[begin Text passage]
It's a well known fact that gum shields improve muscular strength by 11% (which is the real reason rugby players wear them).

It works by exactly the same principle as knee pads improving cardio efficiency by 16%


----------



## BBaddict (Dec 2, 2008)

Dr Manhattan said:


> It's a well known fact that gum shields improve muscular strength by 11% (which is the real reason rugby players wear them).
> 
> It works by exactly the same principle as knee pads improving cardio efficiency by 16%


Learn something new everyday!

I'll be putting my order in for a couple asap


----------



## Guest (Mar 2, 2013)




----------



## bigbob33 (Jan 19, 2009)

"shakes head"


----------



## Agent David (Dec 20, 2011)

Not sure i can see the benefits. But tbh if it works for you then who cares, i certainly don't care what others are doing in the gym and if someone feels this gives them an advantage and helps them then more power to them.


----------



## secondhandsoul (Feb 6, 2012)

Bugger the gum shield get a ball gag in there. If your going to look like a sissy may as well go full Monty  Ha! Just messin fella, seriously though id rather risk a tooth.


----------



## Nil1436114837 (Apr 4, 2012)

http://www.underarmour.com/shop/us/en/armourbite-performance-pack/pid1226566-960

"UA's ArmourBite® Performance Pack brings athletes patented jaw-positioning technology that maximizes air intake to increase endurance and improve your reaction time by up to 12%. With ArmourBite®, your body will produce up to 25% less energy-sapping lactic acid so you can deliver an up to 20% stronger performance. Give your training or game-day routine a boost that's been scientifically proven. You just need to prove it to yourself."

hmmmmm BS?


----------



## Radioactive Man (Mar 7, 2013)

When I was younger I thought of something similar but after getting slated by everyone in the gym I stopped putting them in pretty soon afterwards. Would maybe do It again but only if they would have ones that that didnt appear as if you had a mouthful or something


----------
[end Text passage]
[begin Material supplied]
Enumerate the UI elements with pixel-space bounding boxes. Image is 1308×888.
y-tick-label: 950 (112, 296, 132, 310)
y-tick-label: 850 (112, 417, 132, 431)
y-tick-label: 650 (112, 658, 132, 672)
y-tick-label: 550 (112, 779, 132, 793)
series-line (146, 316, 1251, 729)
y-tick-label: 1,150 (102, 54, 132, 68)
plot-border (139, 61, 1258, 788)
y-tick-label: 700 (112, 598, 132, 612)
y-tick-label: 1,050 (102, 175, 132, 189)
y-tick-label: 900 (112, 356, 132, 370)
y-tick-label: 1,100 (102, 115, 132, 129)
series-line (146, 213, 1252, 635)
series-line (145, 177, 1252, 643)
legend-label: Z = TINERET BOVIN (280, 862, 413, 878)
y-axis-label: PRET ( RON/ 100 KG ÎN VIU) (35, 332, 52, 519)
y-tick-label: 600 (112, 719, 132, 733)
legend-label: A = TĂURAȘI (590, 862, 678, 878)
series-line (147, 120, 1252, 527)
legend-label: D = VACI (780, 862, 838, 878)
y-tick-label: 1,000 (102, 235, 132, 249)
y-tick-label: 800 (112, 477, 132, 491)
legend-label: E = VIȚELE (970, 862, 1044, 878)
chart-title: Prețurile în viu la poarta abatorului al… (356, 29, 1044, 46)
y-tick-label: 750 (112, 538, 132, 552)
[end Material supplied]
[begin Material supplied]
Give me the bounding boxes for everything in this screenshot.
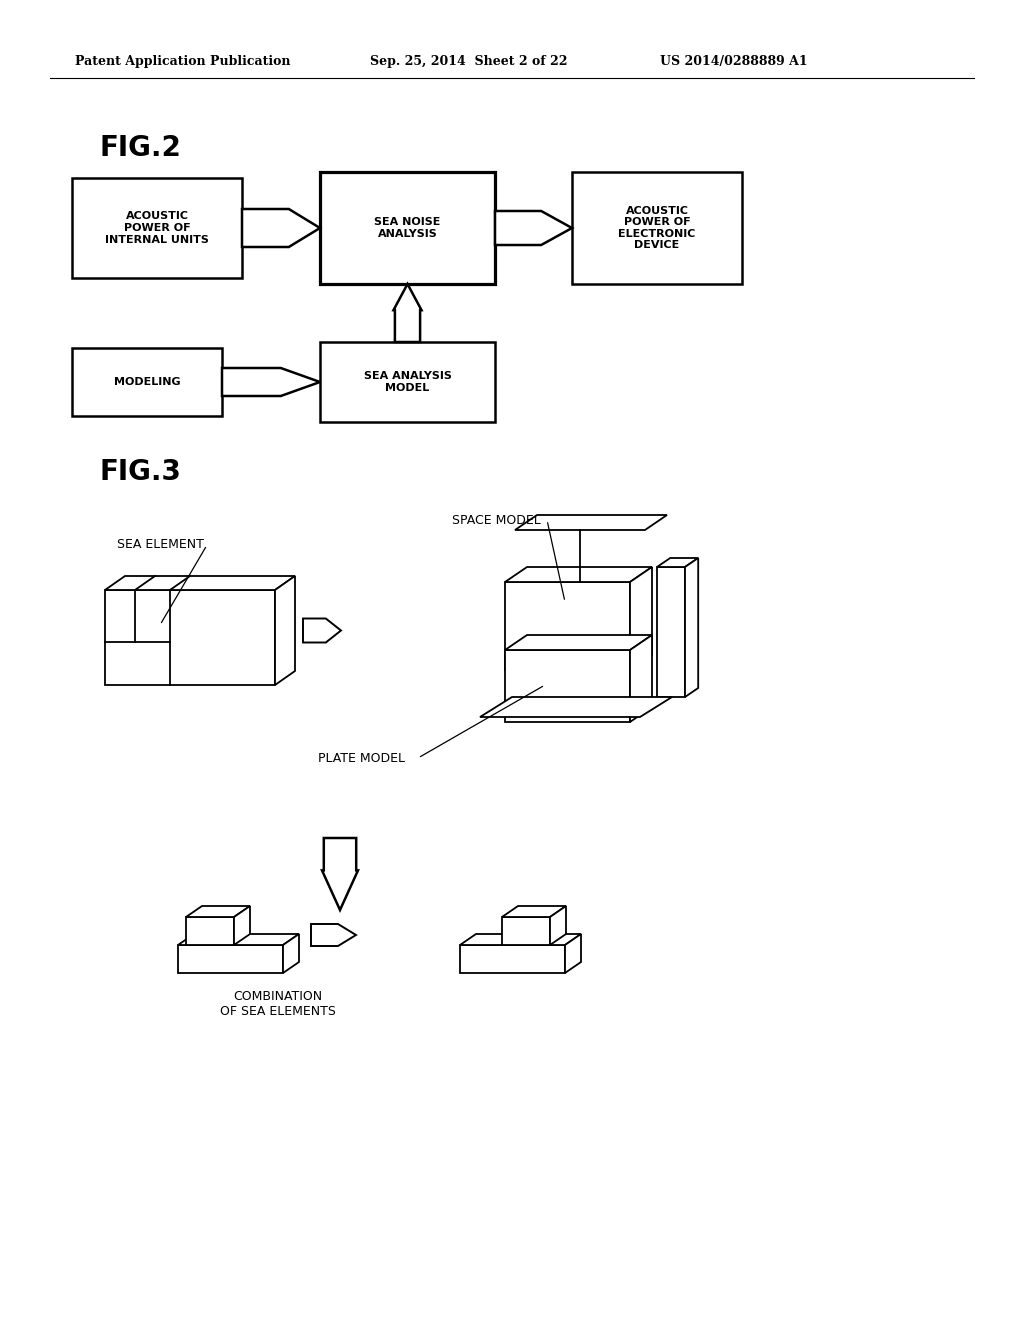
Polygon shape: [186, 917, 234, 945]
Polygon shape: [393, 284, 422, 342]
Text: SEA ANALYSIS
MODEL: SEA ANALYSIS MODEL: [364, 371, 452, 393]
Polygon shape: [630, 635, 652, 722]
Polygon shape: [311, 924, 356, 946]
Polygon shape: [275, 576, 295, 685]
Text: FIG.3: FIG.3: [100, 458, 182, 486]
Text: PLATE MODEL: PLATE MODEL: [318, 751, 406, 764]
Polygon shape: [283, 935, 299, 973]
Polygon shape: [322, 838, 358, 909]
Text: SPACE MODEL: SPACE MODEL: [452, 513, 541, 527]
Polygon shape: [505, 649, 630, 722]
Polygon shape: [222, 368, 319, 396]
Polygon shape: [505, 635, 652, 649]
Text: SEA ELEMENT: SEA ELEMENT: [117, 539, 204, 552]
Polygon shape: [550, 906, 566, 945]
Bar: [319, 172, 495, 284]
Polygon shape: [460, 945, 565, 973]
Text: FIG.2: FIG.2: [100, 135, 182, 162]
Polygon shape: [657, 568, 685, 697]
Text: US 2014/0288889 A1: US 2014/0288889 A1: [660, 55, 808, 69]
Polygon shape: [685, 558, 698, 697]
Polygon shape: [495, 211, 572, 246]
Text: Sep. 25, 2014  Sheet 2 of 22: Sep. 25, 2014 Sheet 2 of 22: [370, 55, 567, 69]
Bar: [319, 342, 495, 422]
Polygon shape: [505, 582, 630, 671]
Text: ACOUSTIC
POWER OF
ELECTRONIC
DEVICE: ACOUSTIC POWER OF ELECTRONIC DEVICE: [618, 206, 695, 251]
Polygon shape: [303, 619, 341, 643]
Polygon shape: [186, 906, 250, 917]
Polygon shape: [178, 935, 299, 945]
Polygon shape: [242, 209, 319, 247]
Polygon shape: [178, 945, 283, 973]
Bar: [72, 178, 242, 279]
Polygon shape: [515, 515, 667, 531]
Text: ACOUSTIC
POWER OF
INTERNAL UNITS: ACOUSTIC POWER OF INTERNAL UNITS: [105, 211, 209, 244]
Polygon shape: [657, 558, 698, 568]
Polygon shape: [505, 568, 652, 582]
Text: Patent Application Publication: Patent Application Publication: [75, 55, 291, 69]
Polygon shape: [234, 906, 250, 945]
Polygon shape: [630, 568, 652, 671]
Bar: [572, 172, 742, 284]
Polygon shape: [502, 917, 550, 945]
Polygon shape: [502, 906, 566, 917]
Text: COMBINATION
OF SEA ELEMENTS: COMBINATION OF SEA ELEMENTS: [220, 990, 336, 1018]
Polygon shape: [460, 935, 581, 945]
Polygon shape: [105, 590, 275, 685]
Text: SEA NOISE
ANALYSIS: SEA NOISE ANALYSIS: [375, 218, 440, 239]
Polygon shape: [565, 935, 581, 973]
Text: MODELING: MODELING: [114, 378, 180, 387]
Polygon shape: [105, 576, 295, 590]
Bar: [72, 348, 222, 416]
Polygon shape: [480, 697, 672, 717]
[end Material supplied]
Work to do:
1 – Reproduce the portion of the gum shield thread above, starting with "Bugger the gum" and going on through "risk a tooth.".
2 – According to the product description quoted in the gum shield thread, by up to how much does ArmourBite reduce the body's production of lactic acid?

Responses to the tasks:
1 –
Bugger the gum shield get a ball gag in there. If your going to look like a sissy may as well go full Monty  Ha! Just messin fella, seriously though id rather risk a tooth.

2 – Up to 25%.